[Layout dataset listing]
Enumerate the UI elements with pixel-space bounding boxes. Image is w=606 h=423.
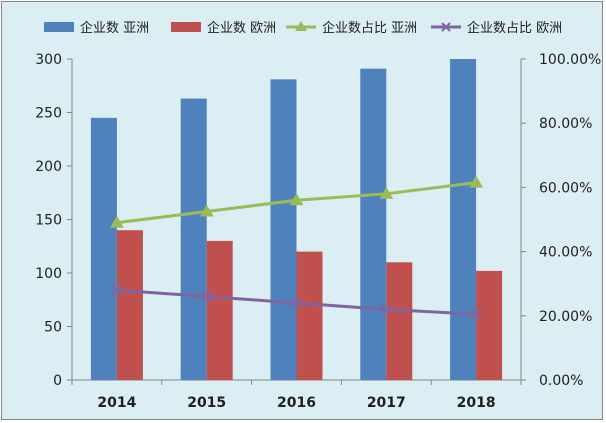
y-left-tick-label: 50 xyxy=(44,320,62,336)
legend-label: 企业数占比 亚洲 xyxy=(322,20,417,36)
bar-asia xyxy=(270,79,297,380)
legend-label: 企业数占比 欧洲 xyxy=(467,20,562,36)
legend-label: 企业数 欧洲 xyxy=(207,20,276,36)
x-tick-label: 2016 xyxy=(277,395,316,411)
bar-europe xyxy=(296,251,323,380)
bar-europe xyxy=(476,270,503,380)
legend-swatch xyxy=(44,22,74,32)
bar-asia xyxy=(450,59,477,380)
y-left-tick-label: 200 xyxy=(35,159,62,175)
legend: 企业数 亚洲 企业数 欧洲 企业数占比 亚洲 企业数占比 欧洲 xyxy=(44,20,562,36)
bar-asia xyxy=(90,117,117,380)
bar-europe xyxy=(206,240,233,380)
bar-europe xyxy=(116,230,143,380)
y-right-tick-label: 0.00% xyxy=(539,373,583,389)
bar-europe xyxy=(386,262,413,380)
legend-label: 企业数 亚洲 xyxy=(80,20,149,36)
bar-asia xyxy=(360,68,387,380)
point-marker-asia xyxy=(379,186,394,199)
y-left-tick-label: 150 xyxy=(35,213,62,229)
x-tick-label: 2018 xyxy=(457,395,496,411)
y-left-tick-label: 100 xyxy=(35,266,62,282)
point-marker-asia xyxy=(469,175,484,188)
legend-item-asia-share: 企业数占比 亚洲 xyxy=(286,20,417,36)
bar-asia xyxy=(180,98,207,380)
point-marker-europe xyxy=(290,297,303,309)
point-marker-asia xyxy=(199,204,214,217)
axes: 0 50 100 150 200 250 300 0.00% 20.00% 40.00% 60.00… xyxy=(35,52,601,411)
legend-swatch-marker xyxy=(295,21,307,31)
point-marker-europe xyxy=(380,303,393,316)
point-marker-europe xyxy=(470,308,482,320)
y-left-tick-label: 0 xyxy=(53,373,62,389)
legend-swatch xyxy=(171,22,201,32)
legend-item-europe-share: 企业数占比 欧洲 xyxy=(431,20,562,36)
point-marker-europe xyxy=(200,290,213,303)
lines xyxy=(109,175,484,320)
y-right-tick-label: 60.00% xyxy=(539,180,592,196)
legend-item-europe-count: 企业数 欧洲 xyxy=(171,20,276,36)
y-left-tick-label: 300 xyxy=(35,52,62,68)
legend-item-asia-count: 企业数 亚洲 xyxy=(44,20,149,36)
y-right-tick-label: 20.00% xyxy=(539,309,592,325)
legend-swatch-marker xyxy=(441,22,451,32)
y-right-tick-label: 100.00% xyxy=(539,52,601,68)
point-marker-asia xyxy=(289,193,304,206)
y-right-tick-label: 80.00% xyxy=(539,116,592,132)
point-marker-europe xyxy=(111,284,123,296)
x-tick-label: 2015 xyxy=(187,395,226,411)
point-marker-asia xyxy=(109,215,124,228)
y-right-tick-label: 40.00% xyxy=(539,245,592,261)
x-tick-label: 2017 xyxy=(367,395,406,411)
x-tick-label: 2014 xyxy=(97,395,136,411)
y-left-tick-label: 250 xyxy=(35,106,62,122)
bars xyxy=(90,59,503,380)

## Given problem
Rewrite everything in the listing from the line containing "y-left-tick-label: 50 xyxy=(44,320,62,336)" down to the line containing "legend: 企业数 亚洲", swapping "legend-label" for "legend-text" and keeping everything else the same.

## Exercise output
y-left-tick-label: 50 xyxy=(44,320,62,336)
legend-text: 企业数占比 亚洲 xyxy=(322,20,417,36)
bar-asia xyxy=(270,79,297,380)
legend-text: 企业数占比 欧洲 xyxy=(467,20,562,36)
legend-text: 企业数 欧洲 xyxy=(207,20,276,36)
x-tick-label: 2016 xyxy=(277,395,316,411)
bar-europe xyxy=(296,251,323,380)
bar-europe xyxy=(476,270,503,380)
legend-swatch xyxy=(44,22,74,32)
bar-asia xyxy=(450,59,477,380)
y-left-tick-label: 200 xyxy=(35,159,62,175)
legend: 企业数 亚洲 企业数 欧洲 企业数占比 亚洲 企业数占比 欧洲 xyxy=(44,20,562,36)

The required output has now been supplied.